◆ TASK INSTRUCTIONS ◆
Output each entry that follows exactly. Images stay out.

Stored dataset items

◆ ◆ ◆ ◆ ◆

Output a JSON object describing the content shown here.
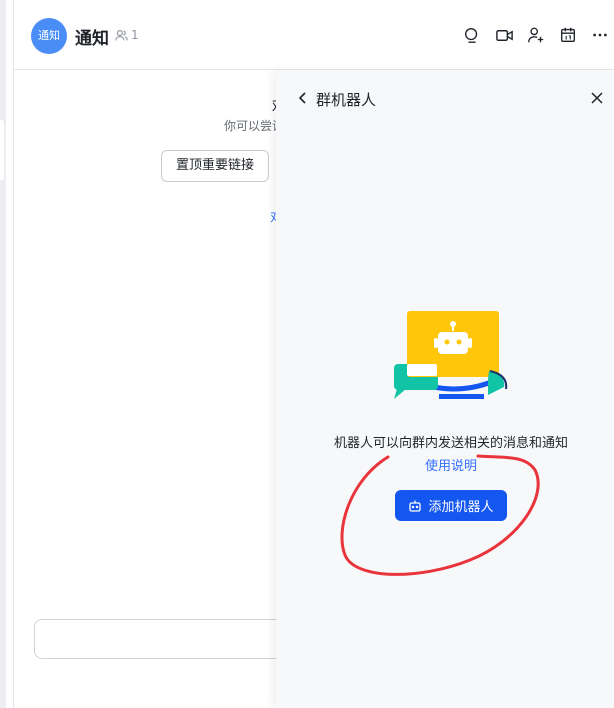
{
  "header": {
    "avatar_text": "通知",
    "title": "通知",
    "member_count": "1",
    "icons": [
      "search-chat-icon",
      "video-call-icon",
      "add-member-icon",
      "calendar-icon",
      "more-icon"
    ]
  },
  "chat": {
    "peek_title_char": "欢",
    "hint_text": "你可以尝试",
    "pin_button": "置顶重要链接",
    "peek_link": "对"
  },
  "panel": {
    "title": "群机器人",
    "description": "机器人可以向群内发送相关的消息和通知",
    "help_link": "使用说明",
    "add_button": "添加机器人"
  },
  "colors": {
    "accent": "#1456f0",
    "link": "#3370ff",
    "avatar": "#4a8df7",
    "robot_yellow": "#ffc60a",
    "annotation_red": "#e8343a"
  }
}
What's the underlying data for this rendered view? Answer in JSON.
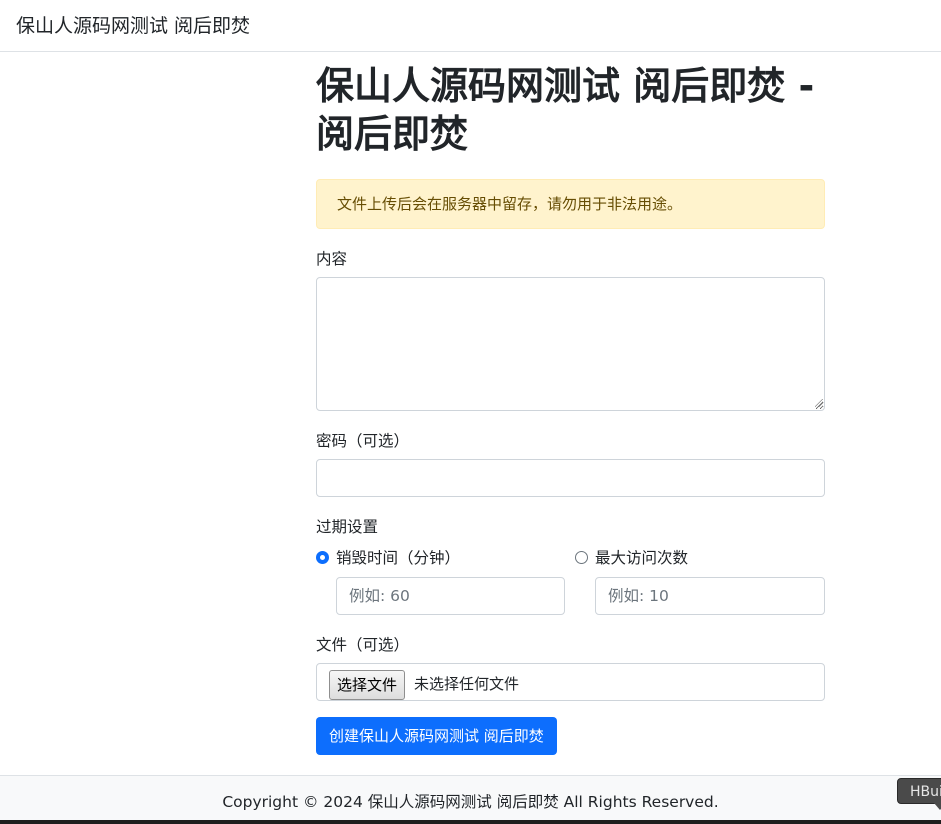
{
  "navbar": {
    "brand": "保山人源码网测试 阅后即焚"
  },
  "main": {
    "title": "保山人源码网测试 阅后即焚 - 阅后即焚",
    "alert": "文件上传后会在服务器中留存，请勿用于非法用途。",
    "content_label": "内容",
    "content_value": "",
    "password_label": "密码（可选）",
    "password_value": "",
    "expiry_label": "过期设置",
    "expiry_options": [
      {
        "label": "销毁时间（分钟）",
        "checked": true,
        "placeholder": "例如: 60"
      },
      {
        "label": "最大访问次数",
        "checked": false,
        "placeholder": "例如: 10"
      }
    ],
    "file_label": "文件（可选）",
    "file_button": "选择文件",
    "file_status": "未选择任何文件",
    "submit": "创建保山人源码网测试 阅后即焚"
  },
  "footer": {
    "copyright": "Copyright © 2024 保山人源码网测试 阅后即焚 All Rights Reserved."
  },
  "overlay": {
    "tooltip": "HBuilder"
  },
  "colors": {
    "primary": "#0d6efd",
    "alert_bg": "#fff3cd",
    "alert_text": "#664d03",
    "footer_bg": "#f8f9fa"
  }
}
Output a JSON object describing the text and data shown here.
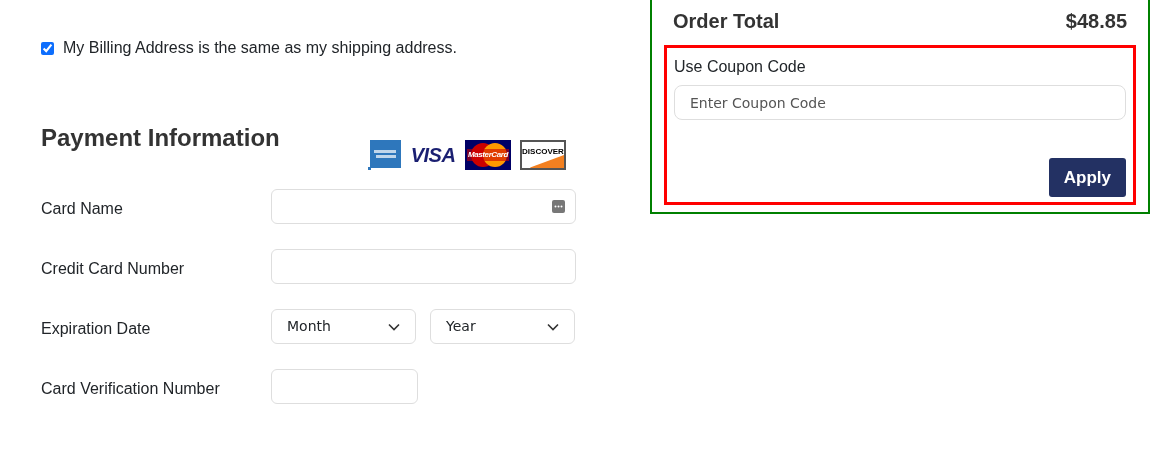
{
  "billing_same": {
    "label": "My Billing Address is the same as my shipping address.",
    "checked": true
  },
  "payment": {
    "title": "Payment Information",
    "card_logos": [
      {
        "kind": "amex"
      },
      {
        "kind": "visa",
        "label": "VISA"
      },
      {
        "kind": "mastercard",
        "label": "MasterCard"
      },
      {
        "kind": "discover",
        "label": "DISCOVER"
      }
    ],
    "fields": [
      {
        "label": "Card Name",
        "kind": "text",
        "autofill_icon": true
      },
      {
        "label": "Credit Card Number",
        "kind": "text",
        "autofill_icon": false
      },
      {
        "label": "Expiration Date",
        "kind": "selects",
        "selects": [
          "Month",
          "Year"
        ]
      },
      {
        "label": "Card Verification Number",
        "kind": "short"
      }
    ]
  },
  "order": {
    "total_label": "Order Total",
    "total_value": "$48.85",
    "coupon": {
      "label": "Use Coupon Code",
      "placeholder": "Enter Coupon Code",
      "button": "Apply"
    }
  }
}
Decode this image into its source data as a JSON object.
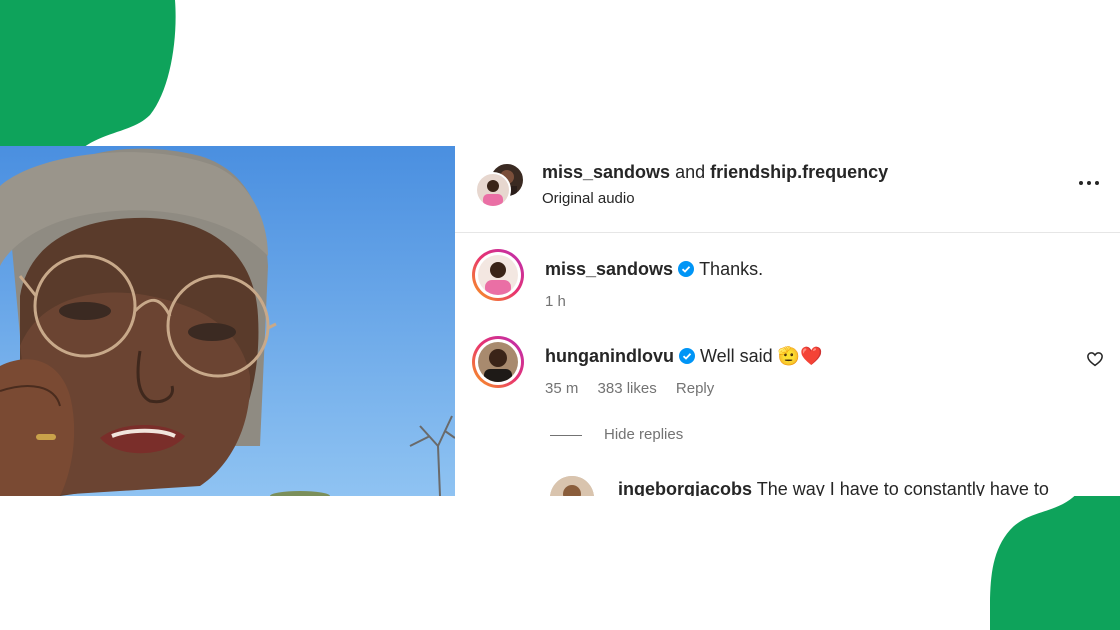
{
  "header": {
    "author1": "miss_sandows",
    "conjunction": "and",
    "author2": "friendship.frequency",
    "audio": "Original audio"
  },
  "comments": [
    {
      "username": "miss_sandows",
      "verified": true,
      "text": "Thanks.",
      "time": "1 h"
    },
    {
      "username": "hunganindlovu",
      "verified": true,
      "text": "Well said 🫡❤️",
      "time": "35 m",
      "likes": "383 likes",
      "reply_label": "Reply"
    }
  ],
  "hide_replies": "Hide replies",
  "reply": {
    "username": "ingeborgjacobs",
    "text": "The way I have to constantly have to"
  },
  "colors": {
    "accent_green": "#0ea35b",
    "verified_blue": "#0095f6",
    "heart_red": "#e0242f"
  }
}
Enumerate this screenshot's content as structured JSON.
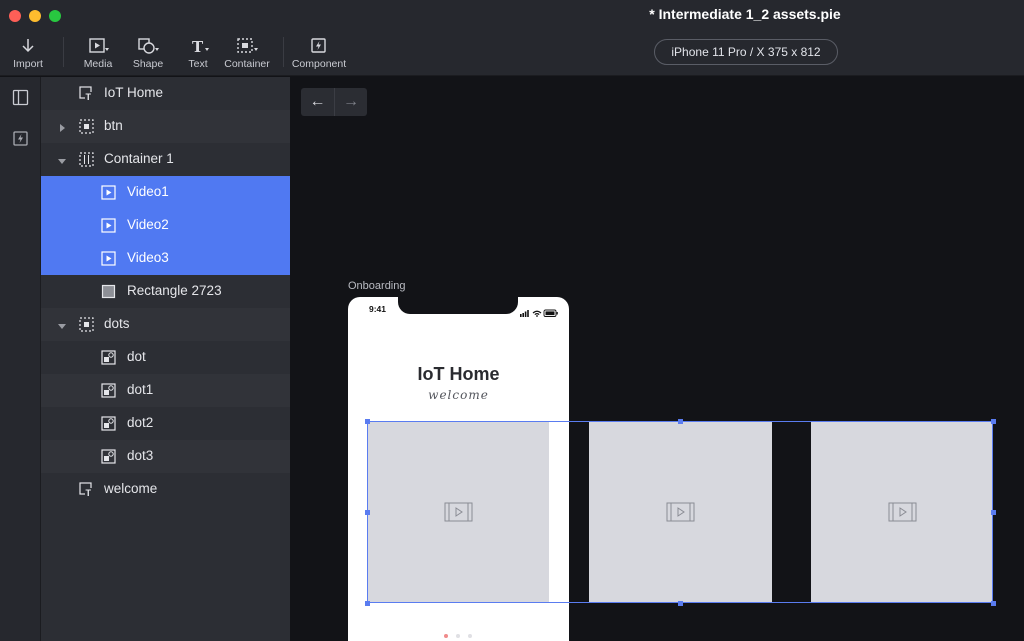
{
  "window": {
    "title": "* Intermediate 1_2 assets.pie"
  },
  "toolbar": {
    "items": [
      {
        "label": "Import",
        "icon": "import-icon"
      },
      {
        "label": "Media",
        "icon": "media-icon"
      },
      {
        "label": "Shape",
        "icon": "shape-icon"
      },
      {
        "label": "Text",
        "icon": "text-icon"
      },
      {
        "label": "Container",
        "icon": "container-icon"
      },
      {
        "label": "Component",
        "icon": "component-icon"
      }
    ],
    "text_glyph": "T",
    "device": "iPhone 11 Pro / X  375 x 812"
  },
  "rail": {
    "items": [
      {
        "icon": "panel-icon"
      },
      {
        "icon": "lightning-icon"
      }
    ]
  },
  "layers": {
    "items": [
      {
        "label": "IoT Home",
        "icon": "text-layer-icon",
        "indent": 0,
        "expander": "none",
        "selected": false
      },
      {
        "label": "btn",
        "icon": "container-layer-icon",
        "indent": 0,
        "expander": "collapsed",
        "selected": false
      },
      {
        "label": "Container 1",
        "icon": "horizontal-container-icon",
        "indent": 0,
        "expander": "expanded",
        "selected": false
      },
      {
        "label": "Video1",
        "icon": "video-layer-icon",
        "indent": 1,
        "expander": "none",
        "selected": true
      },
      {
        "label": "Video2",
        "icon": "video-layer-icon",
        "indent": 1,
        "expander": "none",
        "selected": true
      },
      {
        "label": "Video3",
        "icon": "video-layer-icon",
        "indent": 1,
        "expander": "none",
        "selected": true
      },
      {
        "label": "Rectangle 2723",
        "icon": "rectangle-layer-icon",
        "indent": 1,
        "expander": "none",
        "selected": false
      },
      {
        "label": "dots",
        "icon": "container-layer-icon",
        "indent": 0,
        "expander": "expanded",
        "selected": false
      },
      {
        "label": "dot",
        "icon": "image-layer-icon",
        "indent": 1,
        "expander": "none",
        "selected": false
      },
      {
        "label": "dot1",
        "icon": "image-layer-icon",
        "indent": 1,
        "expander": "none",
        "selected": false
      },
      {
        "label": "dot2",
        "icon": "image-layer-icon",
        "indent": 1,
        "expander": "none",
        "selected": false
      },
      {
        "label": "dot3",
        "icon": "image-layer-icon",
        "indent": 1,
        "expander": "none",
        "selected": false
      },
      {
        "label": "welcome",
        "icon": "text-layer-icon",
        "indent": 0,
        "expander": "none",
        "selected": false
      }
    ],
    "selection_color": "#5079f2"
  },
  "canvas": {
    "back_icon": "arrow-left-icon",
    "forward_icon": "arrow-right-icon",
    "back_glyph": "←",
    "forward_glyph": "→",
    "frame_label": "Onboarding",
    "phone": {
      "time": "9:41",
      "title": "IoT Home",
      "subtitle": "welcome",
      "active_dot_color": "#f08b8b"
    },
    "videos": [
      {
        "name": "Video1"
      },
      {
        "name": "Video2"
      },
      {
        "name": "Video3"
      }
    ],
    "selection_color": "#5a7cf0"
  }
}
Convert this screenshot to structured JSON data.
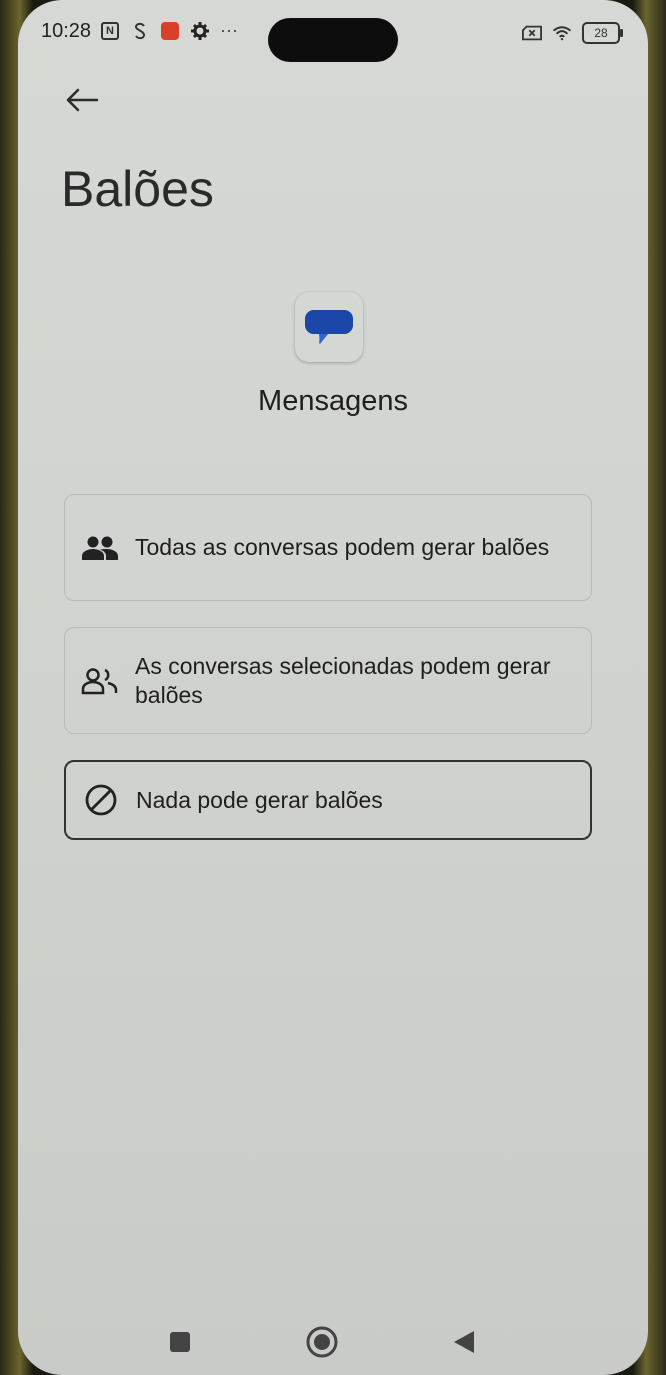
{
  "status_bar": {
    "time": "10:28",
    "battery": "28",
    "more": "···",
    "icons_left": [
      "nfc-icon",
      "sync-icon",
      "mail-app-icon",
      "settings-gear-icon"
    ],
    "icons_right": [
      "no-sim-icon",
      "wifi-icon",
      "battery-icon"
    ]
  },
  "header": {
    "back_icon": "arrow-left-icon",
    "title": "Balões"
  },
  "app": {
    "name": "Mensagens",
    "icon": "messages-app-icon",
    "icon_color": "#1a56c4"
  },
  "options": [
    {
      "label": "Todas as conversas podem gerar balões",
      "icon": "people-filled-icon",
      "selected": false
    },
    {
      "label": "As conversas selecionadas podem gerar balões",
      "icon": "people-outline-icon",
      "selected": false
    },
    {
      "label": "Nada pode gerar balões",
      "icon": "block-icon",
      "selected": true
    }
  ],
  "nav_bar": {
    "items": [
      "recents-square-icon",
      "home-circle-icon",
      "back-triangle-icon"
    ]
  }
}
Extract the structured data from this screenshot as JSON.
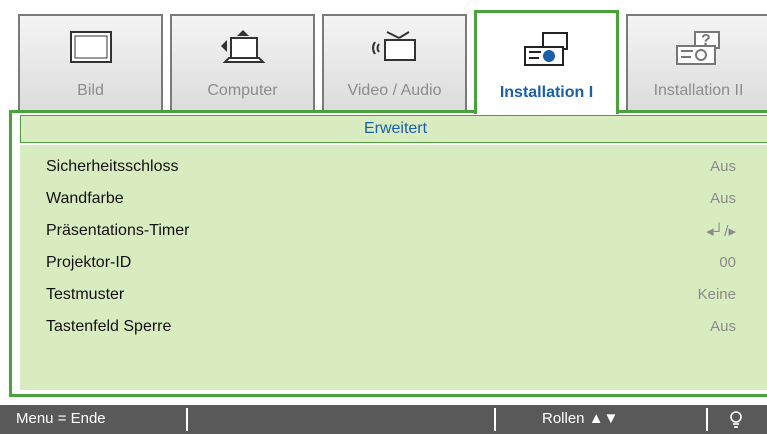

◆ ◆ ◆ ◆ ◆

◆ THE OUTPUT ◆
Output a JSON object describing the content shown here.
{
  "header": {
    "avatar_text": "通知",
    "title": "通知",
    "member_count": "1",
    "icons": [
      "search-chat-icon",
      "video-call-icon",
      "add-member-icon",
      "calendar-icon",
      "more-icon"
    ]
  },
  "chat": {
    "peek_title_char": "欢",
    "hint_text": "你可以尝试",
    "pin_button": "置顶重要链接",
    "peek_link": "对"
  },
  "panel": {
    "title": "群机器人",
    "description": "机器人可以向群内发送相关的消息和通知",
    "help_link": "使用说明",
    "add_button": "添加机器人"
  },
  "colors": {
    "accent": "#1456f0",
    "link": "#3370ff",
    "avatar": "#4a8df7",
    "robot_yellow": "#ffc60a",
    "annotation_red": "#e8343a"
  }
}
What's the underlying data for this rendered view? Answer in JSON.
{
  "navbar": {
    "brand": "保山人源码网测试 阅后即焚"
  },
  "main": {
    "title": "保山人源码网测试 阅后即焚 - 阅后即焚",
    "alert": "文件上传后会在服务器中留存，请勿用于非法用途。",
    "content_label": "内容",
    "content_value": "",
    "password_label": "密码（可选）",
    "password_value": "",
    "expiry_label": "过期设置",
    "expiry_options": [
      {
        "label": "销毁时间（分钟）",
        "checked": true,
        "placeholder": "例如: 60"
      },
      {
        "label": "最大访问次数",
        "checked": false,
        "placeholder": "例如: 10"
      }
    ],
    "file_label": "文件（可选）",
    "file_button": "选择文件",
    "file_status": "未选择任何文件",
    "submit": "创建保山人源码网测试 阅后即焚"
  },
  "footer": {
    "copyright": "Copyright © 2024 保山人源码网测试 阅后即焚 All Rights Reserved."
  },
  "overlay": {
    "tooltip": "HBuilder"
  },
  "colors": {
    "primary": "#0d6efd",
    "alert_bg": "#fff3cd",
    "alert_text": "#664d03",
    "footer_bg": "#f8f9fa"
  }
}
Output a JSON object describing the text and data shown here.
{
  "billing_same": {
    "label": "My Billing Address is the same as my shipping address.",
    "checked": true
  },
  "payment": {
    "title": "Payment Information",
    "card_logos": [
      {
        "kind": "amex"
      },
      {
        "kind": "visa",
        "label": "VISA"
      },
      {
        "kind": "mastercard",
        "label": "MasterCard"
      },
      {
        "kind": "discover",
        "label": "DISCOVER"
      }
    ],
    "fields": [
      {
        "label": "Card Name",
        "kind": "text",
        "autofill_icon": true
      },
      {
        "label": "Credit Card Number",
        "kind": "text",
        "autofill_icon": false
      },
      {
        "label": "Expiration Date",
        "kind": "selects",
        "selects": [
          "Month",
          "Year"
        ]
      },
      {
        "label": "Card Verification Number",
        "kind": "short"
      }
    ]
  },
  "order": {
    "total_label": "Order Total",
    "total_value": "$48.85",
    "coupon": {
      "label": "Use Coupon Code",
      "placeholder": "Enter Coupon Code",
      "button": "Apply"
    }
  }
}
Decode this image into its source data as a JSON object.
{
  "header": {
    "author1": "miss_sandows",
    "conjunction": "and",
    "author2": "friendship.frequency",
    "audio": "Original audio"
  },
  "comments": [
    {
      "username": "miss_sandows",
      "verified": true,
      "text": "Thanks.",
      "time": "1 h"
    },
    {
      "username": "hunganindlovu",
      "verified": true,
      "text": "Well said 🫡❤️",
      "time": "35 m",
      "likes": "383 likes",
      "reply_label": "Reply"
    }
  ],
  "hide_replies": "Hide replies",
  "reply": {
    "username": "ingeborgjacobs",
    "text": "The way I have to constantly have to"
  },
  "colors": {
    "accent_green": "#0ea35b",
    "verified_blue": "#0095f6",
    "heart_red": "#e0242f"
  }
}
Enumerate this screenshot's content as structured JSON.
{
  "window": {
    "title": "* Intermediate 1_2 assets.pie"
  },
  "toolbar": {
    "items": [
      {
        "label": "Import",
        "icon": "import-icon"
      },
      {
        "label": "Media",
        "icon": "media-icon"
      },
      {
        "label": "Shape",
        "icon": "shape-icon"
      },
      {
        "label": "Text",
        "icon": "text-icon"
      },
      {
        "label": "Container",
        "icon": "container-icon"
      },
      {
        "label": "Component",
        "icon": "component-icon"
      }
    ],
    "text_glyph": "T",
    "device": "iPhone 11 Pro / X  375 x 812"
  },
  "rail": {
    "items": [
      {
        "icon": "panel-icon"
      },
      {
        "icon": "lightning-icon"
      }
    ]
  },
  "layers": {
    "items": [
      {
        "label": "IoT Home",
        "icon": "text-layer-icon",
        "indent": 0,
        "expander": "none",
        "selected": false
      },
      {
        "label": "btn",
        "icon": "container-layer-icon",
        "indent": 0,
        "expander": "collapsed",
        "selected": false
      },
      {
        "label": "Container 1",
        "icon": "horizontal-container-icon",
        "indent": 0,
        "expander": "expanded",
        "selected": false
      },
      {
        "label": "Video1",
        "icon": "video-layer-icon",
        "indent": 1,
        "expander": "none",
        "selected": true
      },
      {
        "label": "Video2",
        "icon": "video-layer-icon",
        "indent": 1,
        "expander": "none",
        "selected": true
      },
      {
        "label": "Video3",
        "icon": "video-layer-icon",
        "indent": 1,
        "expander": "none",
        "selected": true
      },
      {
        "label": "Rectangle 2723",
        "icon": "rectangle-layer-icon",
        "indent": 1,
        "expander": "none",
        "selected": false
      },
      {
        "label": "dots",
        "icon": "container-layer-icon",
        "indent": 0,
        "expander": "expanded",
        "selected": false
      },
      {
        "label": "dot",
        "icon": "image-layer-icon",
        "indent": 1,
        "expander": "none",
        "selected": false
      },
      {
        "label": "dot1",
        "icon": "image-layer-icon",
        "indent": 1,
        "expander": "none",
        "selected": false
      },
      {
        "label": "dot2",
        "icon": "image-layer-icon",
        "indent": 1,
        "expander": "none",
        "selected": false
      },
      {
        "label": "dot3",
        "icon": "image-layer-icon",
        "indent": 1,
        "expander": "none",
        "selected": false
      },
      {
        "label": "welcome",
        "icon": "text-layer-icon",
        "indent": 0,
        "expander": "none",
        "selected": false
      }
    ],
    "selection_color": "#5079f2"
  },
  "canvas": {
    "back_icon": "arrow-left-icon",
    "forward_icon": "arrow-right-icon",
    "back_glyph": "←",
    "forward_glyph": "→",
    "frame_label": "Onboarding",
    "phone": {
      "time": "9:41",
      "title": "IoT Home",
      "subtitle": "welcome",
      "active_dot_color": "#f08b8b"
    },
    "videos": [
      {
        "name": "Video1"
      },
      {
        "name": "Video2"
      },
      {
        "name": "Video3"
      }
    ],
    "selection_color": "#5a7cf0"
  }
}
Convert this screenshot to structured JSON data.
{
  "status_bar": {
    "time": "10:28",
    "battery": "28",
    "more": "···",
    "icons_left": [
      "nfc-icon",
      "sync-icon",
      "mail-app-icon",
      "settings-gear-icon"
    ],
    "icons_right": [
      "no-sim-icon",
      "wifi-icon",
      "battery-icon"
    ]
  },
  "header": {
    "back_icon": "arrow-left-icon",
    "title": "Balões"
  },
  "app": {
    "name": "Mensagens",
    "icon": "messages-app-icon",
    "icon_color": "#1a56c4"
  },
  "options": [
    {
      "label": "Todas as conversas podem gerar balões",
      "icon": "people-filled-icon",
      "selected": false
    },
    {
      "label": "As conversas selecionadas podem gerar balões",
      "icon": "people-outline-icon",
      "selected": false
    },
    {
      "label": "Nada pode gerar balões",
      "icon": "block-icon",
      "selected": true
    }
  ],
  "nav_bar": {
    "items": [
      "recents-square-icon",
      "home-circle-icon",
      "back-triangle-icon"
    ]
  }
}
Extract the structured data from this screenshot as JSON.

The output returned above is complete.